[Begin ENTRIES]

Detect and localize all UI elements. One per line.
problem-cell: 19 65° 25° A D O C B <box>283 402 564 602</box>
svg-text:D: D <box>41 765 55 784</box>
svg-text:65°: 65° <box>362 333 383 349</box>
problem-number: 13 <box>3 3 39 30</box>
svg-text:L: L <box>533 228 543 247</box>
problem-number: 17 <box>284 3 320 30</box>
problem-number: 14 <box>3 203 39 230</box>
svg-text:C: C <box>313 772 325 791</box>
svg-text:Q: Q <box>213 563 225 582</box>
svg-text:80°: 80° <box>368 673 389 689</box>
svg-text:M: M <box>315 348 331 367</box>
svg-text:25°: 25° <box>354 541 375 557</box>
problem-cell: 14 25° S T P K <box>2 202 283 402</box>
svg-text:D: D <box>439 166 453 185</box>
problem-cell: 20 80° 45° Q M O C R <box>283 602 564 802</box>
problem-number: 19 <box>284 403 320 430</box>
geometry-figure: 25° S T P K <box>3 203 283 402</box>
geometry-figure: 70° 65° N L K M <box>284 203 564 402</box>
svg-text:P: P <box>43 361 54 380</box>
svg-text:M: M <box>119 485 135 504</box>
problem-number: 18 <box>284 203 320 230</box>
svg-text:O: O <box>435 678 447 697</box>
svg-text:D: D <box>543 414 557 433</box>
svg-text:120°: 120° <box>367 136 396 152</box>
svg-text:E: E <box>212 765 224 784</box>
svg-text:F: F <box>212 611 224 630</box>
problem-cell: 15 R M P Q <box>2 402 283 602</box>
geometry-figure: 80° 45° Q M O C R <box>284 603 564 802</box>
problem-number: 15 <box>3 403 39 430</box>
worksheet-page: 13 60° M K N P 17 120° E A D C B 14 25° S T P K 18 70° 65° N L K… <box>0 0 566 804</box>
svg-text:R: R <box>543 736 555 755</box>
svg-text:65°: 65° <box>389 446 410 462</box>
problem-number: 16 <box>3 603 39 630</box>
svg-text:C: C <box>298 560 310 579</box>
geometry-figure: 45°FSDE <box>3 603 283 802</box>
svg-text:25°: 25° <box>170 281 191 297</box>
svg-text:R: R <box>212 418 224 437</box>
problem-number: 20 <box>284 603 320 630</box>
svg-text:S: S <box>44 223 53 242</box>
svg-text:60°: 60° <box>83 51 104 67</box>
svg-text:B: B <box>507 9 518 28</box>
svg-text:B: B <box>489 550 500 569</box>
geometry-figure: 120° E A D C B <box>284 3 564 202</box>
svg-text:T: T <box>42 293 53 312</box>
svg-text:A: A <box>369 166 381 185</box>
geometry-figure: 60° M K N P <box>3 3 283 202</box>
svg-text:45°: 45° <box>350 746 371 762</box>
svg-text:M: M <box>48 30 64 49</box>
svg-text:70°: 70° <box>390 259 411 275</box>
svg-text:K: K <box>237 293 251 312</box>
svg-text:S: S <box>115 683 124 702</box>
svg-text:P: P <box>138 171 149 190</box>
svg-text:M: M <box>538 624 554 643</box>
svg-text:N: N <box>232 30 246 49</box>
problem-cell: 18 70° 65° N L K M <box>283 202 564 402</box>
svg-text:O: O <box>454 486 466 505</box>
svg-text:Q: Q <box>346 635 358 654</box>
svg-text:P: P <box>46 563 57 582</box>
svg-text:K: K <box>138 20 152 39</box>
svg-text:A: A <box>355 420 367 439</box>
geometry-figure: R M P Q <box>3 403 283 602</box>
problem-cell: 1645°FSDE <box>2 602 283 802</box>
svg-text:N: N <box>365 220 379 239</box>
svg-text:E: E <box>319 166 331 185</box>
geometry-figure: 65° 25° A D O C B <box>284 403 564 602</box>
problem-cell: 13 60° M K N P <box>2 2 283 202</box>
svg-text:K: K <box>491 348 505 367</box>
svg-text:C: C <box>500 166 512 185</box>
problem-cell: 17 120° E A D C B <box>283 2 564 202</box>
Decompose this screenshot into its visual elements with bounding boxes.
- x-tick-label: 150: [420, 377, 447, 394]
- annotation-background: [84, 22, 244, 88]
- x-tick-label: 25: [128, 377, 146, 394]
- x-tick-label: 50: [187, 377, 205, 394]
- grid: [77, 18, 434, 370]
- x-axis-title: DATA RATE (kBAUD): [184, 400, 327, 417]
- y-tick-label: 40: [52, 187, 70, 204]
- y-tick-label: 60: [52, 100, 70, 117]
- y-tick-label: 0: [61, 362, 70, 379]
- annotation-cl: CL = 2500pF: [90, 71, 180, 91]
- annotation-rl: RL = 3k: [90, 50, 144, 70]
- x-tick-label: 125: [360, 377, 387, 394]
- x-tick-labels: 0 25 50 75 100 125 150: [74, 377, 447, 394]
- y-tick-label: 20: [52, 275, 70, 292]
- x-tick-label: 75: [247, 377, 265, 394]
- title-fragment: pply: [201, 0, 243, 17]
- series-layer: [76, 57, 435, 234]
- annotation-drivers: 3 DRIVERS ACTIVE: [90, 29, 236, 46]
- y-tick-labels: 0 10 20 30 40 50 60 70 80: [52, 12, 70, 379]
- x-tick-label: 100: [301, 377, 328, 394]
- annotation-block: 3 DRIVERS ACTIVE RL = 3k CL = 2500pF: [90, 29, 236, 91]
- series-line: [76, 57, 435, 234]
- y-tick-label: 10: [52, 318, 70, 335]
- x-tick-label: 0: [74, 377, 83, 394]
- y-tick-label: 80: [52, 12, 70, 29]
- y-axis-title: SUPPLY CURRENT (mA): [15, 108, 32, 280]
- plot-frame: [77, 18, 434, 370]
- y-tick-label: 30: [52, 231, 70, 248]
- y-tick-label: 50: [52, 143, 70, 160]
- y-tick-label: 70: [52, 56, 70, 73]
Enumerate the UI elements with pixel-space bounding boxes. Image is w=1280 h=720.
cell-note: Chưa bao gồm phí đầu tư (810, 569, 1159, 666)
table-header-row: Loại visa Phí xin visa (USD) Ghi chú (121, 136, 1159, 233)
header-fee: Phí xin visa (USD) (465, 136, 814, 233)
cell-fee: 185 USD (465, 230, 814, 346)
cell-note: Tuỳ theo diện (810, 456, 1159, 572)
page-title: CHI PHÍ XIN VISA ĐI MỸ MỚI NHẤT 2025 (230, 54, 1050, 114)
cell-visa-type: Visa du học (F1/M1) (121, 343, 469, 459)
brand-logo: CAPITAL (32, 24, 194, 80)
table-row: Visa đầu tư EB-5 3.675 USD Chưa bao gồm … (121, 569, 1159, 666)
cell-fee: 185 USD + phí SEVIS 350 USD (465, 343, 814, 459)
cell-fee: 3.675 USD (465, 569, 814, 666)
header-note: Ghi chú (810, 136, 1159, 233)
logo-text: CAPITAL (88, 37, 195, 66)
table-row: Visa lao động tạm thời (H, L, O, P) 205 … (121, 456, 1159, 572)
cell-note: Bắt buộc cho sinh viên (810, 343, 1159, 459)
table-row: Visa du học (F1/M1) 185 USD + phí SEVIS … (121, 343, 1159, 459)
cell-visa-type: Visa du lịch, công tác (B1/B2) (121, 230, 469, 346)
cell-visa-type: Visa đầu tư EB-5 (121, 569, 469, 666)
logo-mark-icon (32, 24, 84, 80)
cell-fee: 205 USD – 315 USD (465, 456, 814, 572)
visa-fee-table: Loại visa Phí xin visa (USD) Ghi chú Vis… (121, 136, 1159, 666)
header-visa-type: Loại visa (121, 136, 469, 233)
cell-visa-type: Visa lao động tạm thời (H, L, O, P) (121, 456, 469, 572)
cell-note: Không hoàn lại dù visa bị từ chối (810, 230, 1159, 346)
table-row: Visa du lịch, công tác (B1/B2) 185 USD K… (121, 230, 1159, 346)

[End ENTRIES]

:: PROBLEM TO SOLVE ::
Show every line of the records that contains the string "elements", where case must match.

:: EXPECTED ANSWER ::
Detect and localize all UI elements. One per line.
Decompose this screenshot into its visual elements with bounding boxes.
Enumerate the UI elements with pixel-space bounding boxes. Image is w=1280 h=720.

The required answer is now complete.